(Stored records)
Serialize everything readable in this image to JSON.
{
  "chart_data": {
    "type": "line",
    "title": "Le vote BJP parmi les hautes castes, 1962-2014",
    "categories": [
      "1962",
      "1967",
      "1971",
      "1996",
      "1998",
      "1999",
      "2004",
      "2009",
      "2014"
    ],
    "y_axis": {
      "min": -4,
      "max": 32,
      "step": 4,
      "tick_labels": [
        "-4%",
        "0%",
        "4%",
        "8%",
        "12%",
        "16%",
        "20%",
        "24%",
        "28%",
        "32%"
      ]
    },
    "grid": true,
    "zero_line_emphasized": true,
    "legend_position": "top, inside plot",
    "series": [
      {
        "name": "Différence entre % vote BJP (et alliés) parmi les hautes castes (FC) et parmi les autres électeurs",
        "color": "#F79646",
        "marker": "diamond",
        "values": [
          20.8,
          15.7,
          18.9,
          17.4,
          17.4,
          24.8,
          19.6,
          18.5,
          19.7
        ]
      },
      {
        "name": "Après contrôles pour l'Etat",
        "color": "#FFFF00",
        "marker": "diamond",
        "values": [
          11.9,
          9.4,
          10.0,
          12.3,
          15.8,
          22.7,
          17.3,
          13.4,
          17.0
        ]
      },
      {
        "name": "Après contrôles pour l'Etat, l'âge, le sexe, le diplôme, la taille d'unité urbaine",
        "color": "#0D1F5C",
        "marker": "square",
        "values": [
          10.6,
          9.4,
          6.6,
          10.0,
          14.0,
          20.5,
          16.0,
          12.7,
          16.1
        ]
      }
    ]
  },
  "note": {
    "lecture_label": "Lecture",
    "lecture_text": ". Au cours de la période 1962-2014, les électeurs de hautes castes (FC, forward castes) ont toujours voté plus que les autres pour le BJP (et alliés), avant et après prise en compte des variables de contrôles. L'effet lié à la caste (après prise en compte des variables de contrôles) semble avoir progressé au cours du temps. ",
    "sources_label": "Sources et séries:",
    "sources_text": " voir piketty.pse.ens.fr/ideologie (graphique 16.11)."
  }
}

◆ **Aim**
Copy each record from above without leaving any out.

◆ **Finished task**
Serialize everything readable in this image to JSON.
{
  "chart_data": {
    "type": "line",
    "title": "Le vote BJP parmi les hautes castes, 1962-2014",
    "categories": [
      "1962",
      "1967",
      "1971",
      "1996",
      "1998",
      "1999",
      "2004",
      "2009",
      "2014"
    ],
    "y_axis": {
      "min": -4,
      "max": 32,
      "step": 4,
      "tick_labels": [
        "-4%",
        "0%",
        "4%",
        "8%",
        "12%",
        "16%",
        "20%",
        "24%",
        "28%",
        "32%"
      ]
    },
    "grid": true,
    "zero_line_emphasized": true,
    "legend_position": "top, inside plot",
    "series": [
      {
        "name": "Différence entre % vote BJP (et alliés) parmi les hautes castes (FC) et parmi les autres électeurs",
        "color": "#F79646",
        "marker": "diamond",
        "values": [
          20.8,
          15.7,
          18.9,
          17.4,
          17.4,
          24.8,
          19.6,
          18.5,
          19.7
        ]
      },
      {
        "name": "Après contrôles pour l'Etat",
        "color": "#FFFF00",
        "marker": "diamond",
        "values": [
          11.9,
          9.4,
          10.0,
          12.3,
          15.8,
          22.7,
          17.3,
          13.4,
          17.0
        ]
      },
      {
        "name": "Après contrôles pour l'Etat, l'âge, le sexe, le diplôme, la taille d'unité urbaine",
        "color": "#0D1F5C",
        "marker": "square",
        "values": [
          10.6,
          9.4,
          6.6,
          10.0,
          14.0,
          20.5,
          16.0,
          12.7,
          16.1
        ]
      }
    ]
  },
  "note": {
    "lecture_label": "Lecture",
    "lecture_text": ". Au cours de la période 1962-2014, les électeurs de hautes castes (FC, forward castes) ont toujours voté plus que les autres pour le BJP (et alliés), avant et après prise en compte des variables de contrôles. L'effet lié à la caste (après prise en compte des variables de contrôles) semble avoir progressé au cours du temps. ",
    "sources_label": "Sources et séries:",
    "sources_text": " voir piketty.pse.ens.fr/ideologie (graphique 16.11)."
  }
}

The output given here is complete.